Each line containing the word "Alejandro" needs to be copied.

◆ Data for this exercise:
# # # #

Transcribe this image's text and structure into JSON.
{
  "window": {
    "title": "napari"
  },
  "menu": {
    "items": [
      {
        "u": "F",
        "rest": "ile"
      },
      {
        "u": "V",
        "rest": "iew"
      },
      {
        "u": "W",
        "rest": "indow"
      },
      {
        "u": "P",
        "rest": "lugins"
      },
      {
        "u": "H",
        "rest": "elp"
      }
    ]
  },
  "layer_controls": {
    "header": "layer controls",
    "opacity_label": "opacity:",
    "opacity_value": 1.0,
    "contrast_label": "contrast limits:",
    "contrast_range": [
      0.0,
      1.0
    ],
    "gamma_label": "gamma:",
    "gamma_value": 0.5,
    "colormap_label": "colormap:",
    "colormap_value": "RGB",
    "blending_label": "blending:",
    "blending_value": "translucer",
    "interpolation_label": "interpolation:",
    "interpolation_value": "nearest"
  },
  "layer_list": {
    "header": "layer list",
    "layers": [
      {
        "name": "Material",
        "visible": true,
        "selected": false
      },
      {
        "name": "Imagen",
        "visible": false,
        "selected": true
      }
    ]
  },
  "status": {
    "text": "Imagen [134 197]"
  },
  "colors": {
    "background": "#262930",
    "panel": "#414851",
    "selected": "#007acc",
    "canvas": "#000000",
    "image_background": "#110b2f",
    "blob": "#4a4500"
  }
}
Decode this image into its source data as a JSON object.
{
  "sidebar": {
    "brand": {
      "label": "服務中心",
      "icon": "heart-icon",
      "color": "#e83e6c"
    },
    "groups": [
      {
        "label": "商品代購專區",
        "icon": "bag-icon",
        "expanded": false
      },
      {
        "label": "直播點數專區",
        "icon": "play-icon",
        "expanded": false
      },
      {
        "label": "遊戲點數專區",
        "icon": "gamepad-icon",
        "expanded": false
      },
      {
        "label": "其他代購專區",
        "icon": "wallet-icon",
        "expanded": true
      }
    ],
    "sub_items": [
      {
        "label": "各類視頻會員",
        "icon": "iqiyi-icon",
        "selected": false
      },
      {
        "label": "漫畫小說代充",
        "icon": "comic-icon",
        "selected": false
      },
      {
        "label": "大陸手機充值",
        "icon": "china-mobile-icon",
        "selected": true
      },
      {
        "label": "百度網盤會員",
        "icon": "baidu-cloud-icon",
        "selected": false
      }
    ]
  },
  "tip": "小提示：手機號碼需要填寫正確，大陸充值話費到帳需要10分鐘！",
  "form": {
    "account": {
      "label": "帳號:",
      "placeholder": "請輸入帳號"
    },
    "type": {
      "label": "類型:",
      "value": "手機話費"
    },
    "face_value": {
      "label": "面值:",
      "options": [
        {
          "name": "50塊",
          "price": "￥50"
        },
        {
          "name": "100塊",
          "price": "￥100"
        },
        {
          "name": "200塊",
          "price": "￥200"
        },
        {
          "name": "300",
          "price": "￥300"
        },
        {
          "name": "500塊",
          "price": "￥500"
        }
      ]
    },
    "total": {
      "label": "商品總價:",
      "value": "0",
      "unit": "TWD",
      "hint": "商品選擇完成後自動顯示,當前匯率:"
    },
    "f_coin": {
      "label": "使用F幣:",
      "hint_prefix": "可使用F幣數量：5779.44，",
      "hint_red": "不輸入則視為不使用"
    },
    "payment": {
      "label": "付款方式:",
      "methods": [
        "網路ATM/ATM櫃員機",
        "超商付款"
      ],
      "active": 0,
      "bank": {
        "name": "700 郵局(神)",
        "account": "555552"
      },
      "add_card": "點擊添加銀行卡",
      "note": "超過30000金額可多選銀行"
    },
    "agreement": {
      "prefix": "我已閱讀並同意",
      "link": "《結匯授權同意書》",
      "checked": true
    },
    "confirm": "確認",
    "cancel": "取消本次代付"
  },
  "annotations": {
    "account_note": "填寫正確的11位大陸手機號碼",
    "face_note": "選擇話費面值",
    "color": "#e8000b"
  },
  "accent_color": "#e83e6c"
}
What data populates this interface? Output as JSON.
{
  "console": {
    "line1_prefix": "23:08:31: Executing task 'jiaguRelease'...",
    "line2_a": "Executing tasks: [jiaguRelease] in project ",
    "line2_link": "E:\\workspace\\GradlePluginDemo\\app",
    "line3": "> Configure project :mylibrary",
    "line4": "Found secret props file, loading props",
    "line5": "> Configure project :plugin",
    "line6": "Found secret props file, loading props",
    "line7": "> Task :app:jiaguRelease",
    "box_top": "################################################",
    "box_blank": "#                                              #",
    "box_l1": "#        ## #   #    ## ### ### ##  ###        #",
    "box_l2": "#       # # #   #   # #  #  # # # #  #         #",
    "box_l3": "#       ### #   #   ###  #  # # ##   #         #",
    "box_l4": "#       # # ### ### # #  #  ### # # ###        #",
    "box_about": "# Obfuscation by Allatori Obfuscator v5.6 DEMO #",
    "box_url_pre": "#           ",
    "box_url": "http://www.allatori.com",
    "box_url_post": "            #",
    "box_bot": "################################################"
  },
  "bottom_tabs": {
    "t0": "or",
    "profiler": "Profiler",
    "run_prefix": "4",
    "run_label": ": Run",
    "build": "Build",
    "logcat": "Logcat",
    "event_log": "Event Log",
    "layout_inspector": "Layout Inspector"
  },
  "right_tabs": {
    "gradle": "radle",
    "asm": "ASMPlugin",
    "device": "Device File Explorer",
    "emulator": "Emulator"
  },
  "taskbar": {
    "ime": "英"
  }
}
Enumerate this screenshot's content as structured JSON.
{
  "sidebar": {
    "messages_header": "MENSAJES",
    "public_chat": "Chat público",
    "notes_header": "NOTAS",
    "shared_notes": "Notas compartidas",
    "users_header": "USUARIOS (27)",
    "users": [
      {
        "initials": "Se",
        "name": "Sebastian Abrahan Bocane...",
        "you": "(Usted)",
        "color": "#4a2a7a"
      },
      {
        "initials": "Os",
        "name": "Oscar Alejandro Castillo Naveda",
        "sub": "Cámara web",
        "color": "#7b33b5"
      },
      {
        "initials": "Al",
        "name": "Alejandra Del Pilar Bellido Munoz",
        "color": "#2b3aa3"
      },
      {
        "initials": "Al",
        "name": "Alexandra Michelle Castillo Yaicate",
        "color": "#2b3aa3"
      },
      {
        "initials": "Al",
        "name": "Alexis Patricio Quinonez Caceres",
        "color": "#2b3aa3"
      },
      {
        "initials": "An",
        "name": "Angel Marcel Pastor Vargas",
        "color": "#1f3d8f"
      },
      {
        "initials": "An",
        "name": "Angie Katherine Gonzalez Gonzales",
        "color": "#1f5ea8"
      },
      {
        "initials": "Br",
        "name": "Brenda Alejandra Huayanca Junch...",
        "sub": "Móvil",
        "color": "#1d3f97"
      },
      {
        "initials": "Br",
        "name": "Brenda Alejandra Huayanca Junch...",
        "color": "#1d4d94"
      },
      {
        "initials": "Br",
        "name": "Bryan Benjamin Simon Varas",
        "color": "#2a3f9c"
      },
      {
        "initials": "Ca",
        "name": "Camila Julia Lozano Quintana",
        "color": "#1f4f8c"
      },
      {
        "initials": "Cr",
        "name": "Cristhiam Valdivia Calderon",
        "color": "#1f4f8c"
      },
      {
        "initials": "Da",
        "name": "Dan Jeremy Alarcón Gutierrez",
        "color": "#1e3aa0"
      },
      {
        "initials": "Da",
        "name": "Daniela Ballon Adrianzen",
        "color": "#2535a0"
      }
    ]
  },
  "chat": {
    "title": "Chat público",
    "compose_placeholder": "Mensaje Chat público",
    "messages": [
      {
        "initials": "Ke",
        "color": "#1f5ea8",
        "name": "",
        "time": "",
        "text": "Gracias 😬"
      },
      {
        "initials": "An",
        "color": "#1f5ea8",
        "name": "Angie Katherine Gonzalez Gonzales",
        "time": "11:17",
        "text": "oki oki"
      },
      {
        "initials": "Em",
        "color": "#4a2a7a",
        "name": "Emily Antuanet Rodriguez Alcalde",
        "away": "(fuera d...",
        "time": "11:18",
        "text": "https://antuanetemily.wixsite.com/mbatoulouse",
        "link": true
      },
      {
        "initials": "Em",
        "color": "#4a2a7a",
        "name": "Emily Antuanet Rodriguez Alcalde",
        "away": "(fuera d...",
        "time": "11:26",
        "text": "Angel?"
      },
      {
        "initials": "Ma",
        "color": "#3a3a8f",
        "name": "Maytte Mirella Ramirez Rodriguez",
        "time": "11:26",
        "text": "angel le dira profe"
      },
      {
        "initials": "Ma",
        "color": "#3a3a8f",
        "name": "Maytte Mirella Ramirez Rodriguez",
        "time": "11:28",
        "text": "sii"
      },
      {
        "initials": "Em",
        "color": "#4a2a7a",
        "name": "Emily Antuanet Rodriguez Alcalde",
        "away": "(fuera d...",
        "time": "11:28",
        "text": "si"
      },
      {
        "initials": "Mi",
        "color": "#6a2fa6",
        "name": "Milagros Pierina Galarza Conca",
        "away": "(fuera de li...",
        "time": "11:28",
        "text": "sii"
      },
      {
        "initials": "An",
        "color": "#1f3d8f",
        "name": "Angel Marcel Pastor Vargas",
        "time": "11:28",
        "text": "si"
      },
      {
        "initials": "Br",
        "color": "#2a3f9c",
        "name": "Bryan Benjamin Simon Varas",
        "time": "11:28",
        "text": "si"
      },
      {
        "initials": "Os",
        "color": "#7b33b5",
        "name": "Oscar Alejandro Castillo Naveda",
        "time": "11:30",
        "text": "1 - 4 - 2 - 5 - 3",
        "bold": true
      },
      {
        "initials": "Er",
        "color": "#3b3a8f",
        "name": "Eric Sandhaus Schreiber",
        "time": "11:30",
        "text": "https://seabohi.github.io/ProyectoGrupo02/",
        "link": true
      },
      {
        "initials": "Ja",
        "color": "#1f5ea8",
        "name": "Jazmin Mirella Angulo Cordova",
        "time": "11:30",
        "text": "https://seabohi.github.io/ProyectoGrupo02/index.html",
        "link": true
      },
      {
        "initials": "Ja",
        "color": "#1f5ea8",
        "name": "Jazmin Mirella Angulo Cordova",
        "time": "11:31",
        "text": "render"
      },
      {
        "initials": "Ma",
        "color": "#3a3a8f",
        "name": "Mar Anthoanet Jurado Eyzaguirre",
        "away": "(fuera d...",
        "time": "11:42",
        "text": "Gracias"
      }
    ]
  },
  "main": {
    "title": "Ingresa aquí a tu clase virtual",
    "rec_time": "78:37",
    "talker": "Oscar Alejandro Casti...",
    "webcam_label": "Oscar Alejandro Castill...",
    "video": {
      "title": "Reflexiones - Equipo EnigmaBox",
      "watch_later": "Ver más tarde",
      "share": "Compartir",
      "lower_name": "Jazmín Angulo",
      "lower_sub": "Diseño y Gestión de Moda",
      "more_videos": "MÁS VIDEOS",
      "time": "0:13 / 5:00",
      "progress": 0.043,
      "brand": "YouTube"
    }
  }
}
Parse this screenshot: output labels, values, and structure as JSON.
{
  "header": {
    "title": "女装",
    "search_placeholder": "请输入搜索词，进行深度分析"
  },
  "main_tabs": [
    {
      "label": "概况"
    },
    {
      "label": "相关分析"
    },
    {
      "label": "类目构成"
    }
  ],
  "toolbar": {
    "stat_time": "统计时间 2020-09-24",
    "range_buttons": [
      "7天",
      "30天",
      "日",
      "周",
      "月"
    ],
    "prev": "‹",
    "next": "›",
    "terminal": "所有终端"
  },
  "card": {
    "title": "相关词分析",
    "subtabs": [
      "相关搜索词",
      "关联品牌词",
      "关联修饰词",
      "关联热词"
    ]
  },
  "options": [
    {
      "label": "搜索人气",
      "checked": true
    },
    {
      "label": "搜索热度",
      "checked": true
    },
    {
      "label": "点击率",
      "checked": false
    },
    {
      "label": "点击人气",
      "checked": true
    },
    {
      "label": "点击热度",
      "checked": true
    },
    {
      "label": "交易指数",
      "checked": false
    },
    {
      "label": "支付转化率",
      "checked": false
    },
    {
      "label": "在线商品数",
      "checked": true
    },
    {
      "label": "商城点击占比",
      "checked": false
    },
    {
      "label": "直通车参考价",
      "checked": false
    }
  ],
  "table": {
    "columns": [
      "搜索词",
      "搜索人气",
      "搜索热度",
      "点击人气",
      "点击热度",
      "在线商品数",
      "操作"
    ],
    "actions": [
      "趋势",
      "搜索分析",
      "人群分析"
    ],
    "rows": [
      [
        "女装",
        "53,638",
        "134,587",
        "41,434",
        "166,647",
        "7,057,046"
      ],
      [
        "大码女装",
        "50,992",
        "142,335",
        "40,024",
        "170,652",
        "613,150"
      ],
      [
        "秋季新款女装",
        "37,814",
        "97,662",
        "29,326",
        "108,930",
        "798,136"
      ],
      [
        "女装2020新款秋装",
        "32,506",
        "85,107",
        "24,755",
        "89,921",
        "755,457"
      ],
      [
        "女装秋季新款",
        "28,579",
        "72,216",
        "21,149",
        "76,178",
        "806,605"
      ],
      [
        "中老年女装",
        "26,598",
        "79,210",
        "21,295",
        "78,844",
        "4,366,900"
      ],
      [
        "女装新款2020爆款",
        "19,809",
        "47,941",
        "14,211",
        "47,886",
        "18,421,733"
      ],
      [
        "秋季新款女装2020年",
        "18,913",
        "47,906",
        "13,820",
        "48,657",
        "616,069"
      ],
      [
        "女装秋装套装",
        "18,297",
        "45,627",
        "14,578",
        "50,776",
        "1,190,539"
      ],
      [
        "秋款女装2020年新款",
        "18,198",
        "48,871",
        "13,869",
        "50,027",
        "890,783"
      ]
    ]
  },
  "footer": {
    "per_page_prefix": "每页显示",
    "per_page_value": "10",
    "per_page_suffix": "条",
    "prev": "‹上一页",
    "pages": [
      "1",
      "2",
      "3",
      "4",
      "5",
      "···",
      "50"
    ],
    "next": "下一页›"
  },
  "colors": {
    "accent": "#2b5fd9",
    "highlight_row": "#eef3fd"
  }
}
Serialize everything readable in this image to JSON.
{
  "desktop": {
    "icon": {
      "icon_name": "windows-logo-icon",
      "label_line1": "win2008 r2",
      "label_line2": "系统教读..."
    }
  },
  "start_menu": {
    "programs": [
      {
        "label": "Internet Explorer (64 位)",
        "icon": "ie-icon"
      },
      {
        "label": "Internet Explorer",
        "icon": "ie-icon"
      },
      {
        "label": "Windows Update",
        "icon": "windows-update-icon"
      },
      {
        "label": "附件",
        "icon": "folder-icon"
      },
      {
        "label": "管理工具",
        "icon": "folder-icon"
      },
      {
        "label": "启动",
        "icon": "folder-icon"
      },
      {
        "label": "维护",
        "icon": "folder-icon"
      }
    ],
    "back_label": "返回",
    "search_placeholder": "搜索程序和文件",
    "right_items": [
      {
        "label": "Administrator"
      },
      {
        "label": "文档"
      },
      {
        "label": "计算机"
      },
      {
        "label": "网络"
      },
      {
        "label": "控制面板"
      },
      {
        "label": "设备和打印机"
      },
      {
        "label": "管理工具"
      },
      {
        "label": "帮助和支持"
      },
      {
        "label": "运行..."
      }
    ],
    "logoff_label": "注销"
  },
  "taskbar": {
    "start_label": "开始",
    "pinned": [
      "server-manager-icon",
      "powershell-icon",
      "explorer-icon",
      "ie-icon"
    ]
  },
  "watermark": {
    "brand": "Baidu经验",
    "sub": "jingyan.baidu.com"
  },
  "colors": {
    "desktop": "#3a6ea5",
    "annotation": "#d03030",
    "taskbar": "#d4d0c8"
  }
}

# # # #

◆ Written response:
        "name": "Oscar Alejandro Castillo Naveda",
        "name": "Oscar Alejandro Castillo Naveda",
    "talker": "Oscar Alejandro Casti...",
    "webcam_label": "Oscar Alejandro Castill...",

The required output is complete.